---- The data

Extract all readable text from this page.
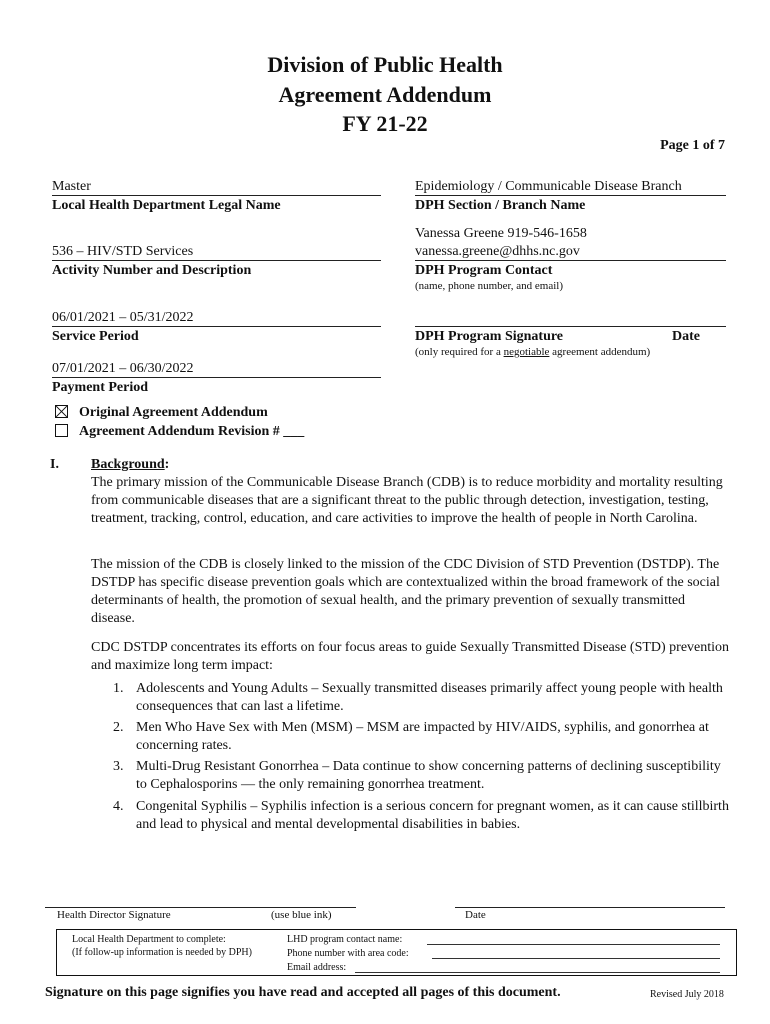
Division of Public Health
Agreement Addendum
FY 21-22
Page 1 of 7
Master
Local Health Department Legal Name
536 – HIV/STD Services
Activity Number and Description
06/01/2021 – 05/31/2022
Service Period
07/01/2021 – 06/30/2022
Payment Period
Epidemiology / Communicable Disease Branch
DPH Section / Branch Name
Vanessa Greene 919-546-1658
vanessa.greene@dhhs.nc.gov
DPH Program Contact
(name, phone number, and email)
DPH Program Signature	Date
(only required for a negotiable agreement addendum)
Original Agreement Addendum
Agreement Addendum Revision # ___
I. Background:
The primary mission of the Communicable Disease Branch (CDB) is to reduce morbidity and mortality resulting from communicable diseases that are a significant threat to the public through detection, investigation, testing, treatment, tracking, control, education, and care activities to improve the health of people in North Carolina.
The mission of the CDB is closely linked to the mission of the CDC Division of STD Prevention (DSTDP). The DSTDP has specific disease prevention goals which are contextualized within the broad framework of the social determinants of health, the promotion of sexual health, and the primary prevention of sexually transmitted disease.
CDC DSTDP concentrates its efforts on four focus areas to guide Sexually Transmitted Disease (STD) prevention and maximize long term impact:
1. Adolescents and Young Adults – Sexually transmitted diseases primarily affect young people with health consequences that can last a lifetime.
2. Men Who Have Sex with Men (MSM) – MSM are impacted by HIV/AIDS, syphilis, and gonorrhea at concerning rates.
3. Multi-Drug Resistant Gonorrhea – Data continue to show concerning patterns of declining susceptibility to Cephalosporins — the only remaining gonorrhea treatment.
4. Congenital Syphilis – Syphilis infection is a serious concern for pregnant women, as it can cause stillbirth and lead to physical and mental developmental disabilities in babies.
Health Director Signature	(use blue ink)	Date
Local Health Department to complete:
(If follow-up information is needed by DPH)
LHD program contact name:
Phone number with area code:
Email address:
Signature on this page signifies you have read and accepted all pages of this document.	Revised July 2018
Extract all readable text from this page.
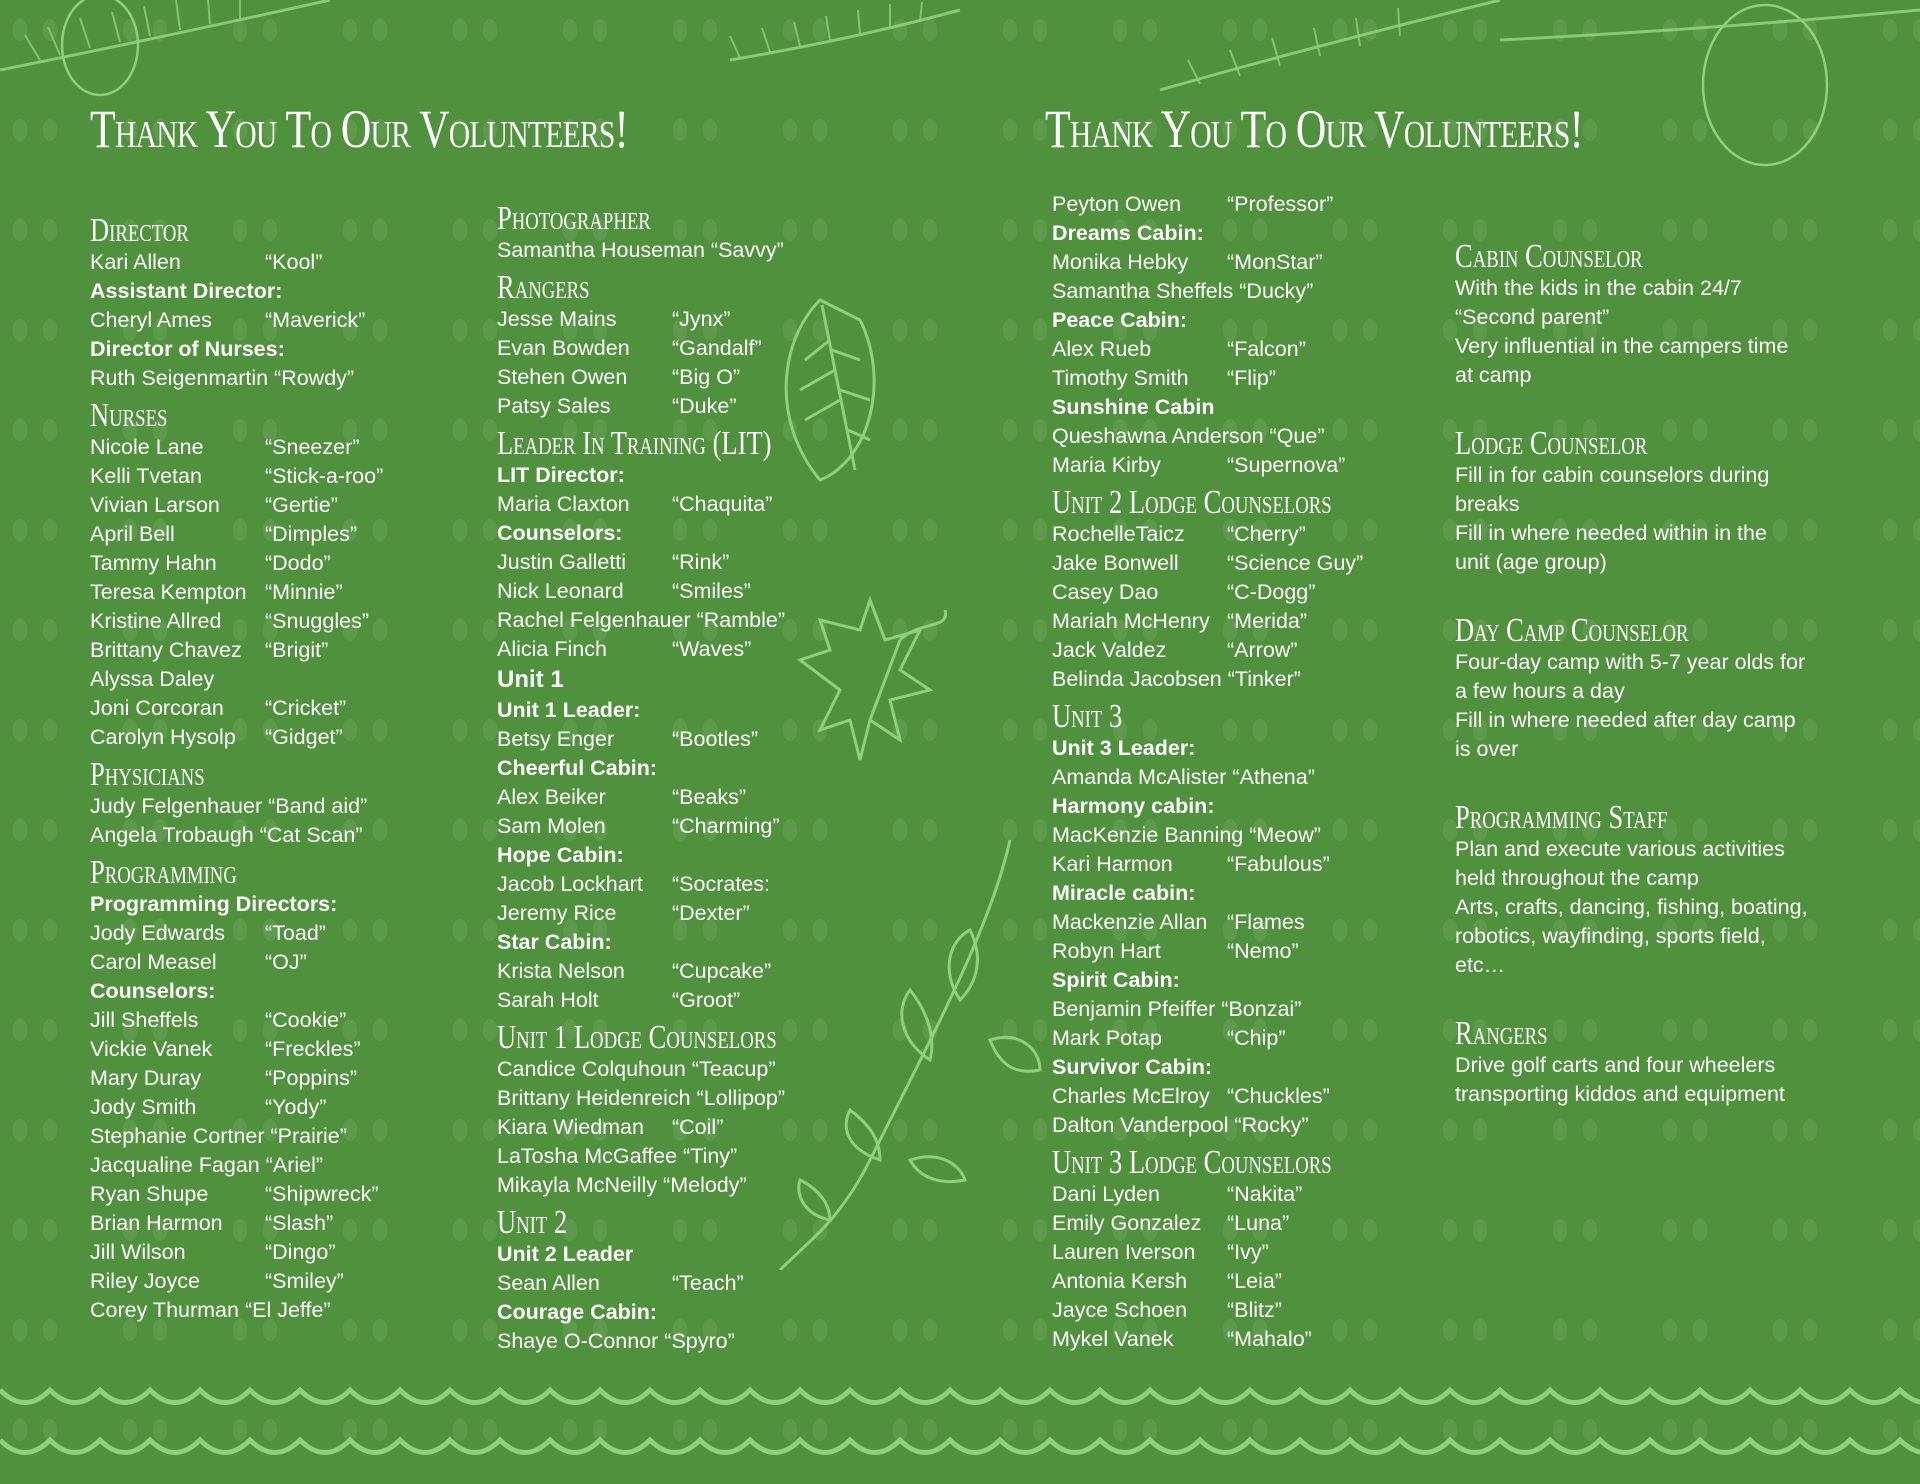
Thank You To Our Volunteers!	Thank You To Our Volunteers!
Director
Kari Allen	“Kool”
Assistant Director:
Cheryl Ames “Maverick”
Director of Nurses:
Ruth Seigenmartin “Rowdy”
Nurses
Nicole Lane	“Sneezer”
Kelli Tvetan	“Stick-a-roo”
Vivian Larson “Gertie”
April Bell	“Dimples”
Tammy Hahn “Dodo”
Teresa Kempton “Minnie”
Kristine Allred “Snuggles”
Brittany Chavez “Brigit”
Alyssa Daley
Joni Corcoran “Cricket”
Carolyn Hysolp “Gidget”
Physicians
Judy Felgenhauer “Band aid”
Angela Trobaugh “Cat Scan”
Programming
Programming Directors:
Jody Edwards “Toad”
Carol Measel “OJ”
Counselors:
Jill Sheffels	“Cookie”
Vickie Vanek “Freckles”
Mary Duray	“Poppins”
Jody Smith	“Yody”
Stephanie Cortner “Prairie”
Jacqualine Fagan “Ariel”
Ryan Shupe	“Shipwreck”
Brian Harmon “Slash”
Jill Wilson	“Dingo”
Riley Joyce	“Smiley”
Corey Thurman “El Jeffe”
Photographer
Samantha Houseman “Savvy”
Rangers
Jesse Mains	“Jynx”
Evan Bowden “Gandalf”
Stehen Owen “Big O”
Patsy Sales	“Duke”
Leader In Training (LIT)
LIT Director:
Maria Claxton “Chaquita”
Counselors:
Justin Galletti “Rink”
Nick Leonard “Smiles”
Rachel Felgenhauer “Ramble”
Alicia Finch	“Waves”
Unit 1
Unit 1 Leader:
Betsy Enger	“Bootles”
Cheerful Cabin:
Alex Beiker	“Beaks”
Sam Molen	“Charming”
Hope Cabin:
Jacob Lockhart “Socrates:
Jeremy Rice	“Dexter”
Star Cabin:
Krista Nelson “Cupcake”
Sarah Holt	“Groot”
Unit 1 Lodge Counselors
Candice Colquhoun “Teacup”
Brittany Heidenreich “Lollipop”
Kiara Wiedman “Coil”
LaTosha McGaffee “Tiny”
Mikayla McNeilly “Melody”
Unit 2
Unit 2 Leader
Sean Allen	“Teach”
Courage Cabin:
Shaye O-Connor “Spyro”
Peyton Owen “Professor”
Dreams Cabin:
Monika Hebky “MonStar”
Samantha Sheffels “Ducky”
Peace Cabin:
Alex Rueb	“Falcon”
Timothy Smith “Flip”
Sunshine Cabin
Queshawna Anderson “Que”
Maria Kirby	“Supernova”
Unit 2 Lodge Counselors
RochelleTaicz “Cherry”
Jake Bonwell “Science Guy”
Casey Dao	“C-Dogg”
Mariah McHenry “Merida”
Jack Valdez	“Arrow”
Belinda Jacobsen “Tinker”
Unit 3
Unit 3 Leader:
Amanda McAlister “Athena”
Harmony cabin:
MacKenzie Banning “Meow”
Kari Harmon	“Fabulous”
Miracle cabin:
Mackenzie Allan “Flames
Robyn Hart	“Nemo”
Spirit Cabin:
Benjamin Pfeiffer “Bonzai”
Mark Potap	“Chip”
Survivor Cabin:
Charles McElroy “Chuckles”
Dalton Vanderpool “Rocky”
Unit 3 Lodge Counselors
Dani Lyden	“Nakita”
Emily Gonzalez “Luna”
Lauren Iverson “Ivy”
Antonia Kersh “Leia”
Jayce Schoen “Blitz”
Mykel Vanek “Mahalo”
Cabin Counselor
With the kids in the cabin 24/7
“Second parent”
Very influential in the campers time
at camp
Lodge Counselor
Fill in for cabin counselors during
breaks
Fill in where needed within in the
unit (age group)
Day Camp Counselor
Four-day camp with 5-7 year olds for
a few hours a day
Fill in where needed after day camp
is over
Programming Staff
Plan and execute various activities
held throughout the camp
Arts, crafts, dancing, fishing, boating,
robotics, wayfinding, sports field,
etc…
Rangers
Drive golf carts and four wheelers
transporting kiddos and equipment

--------

### What you need to do
What is the number of lines in the listing that include the word "Department"? Give that number and nothing else.

### Solution to this task
2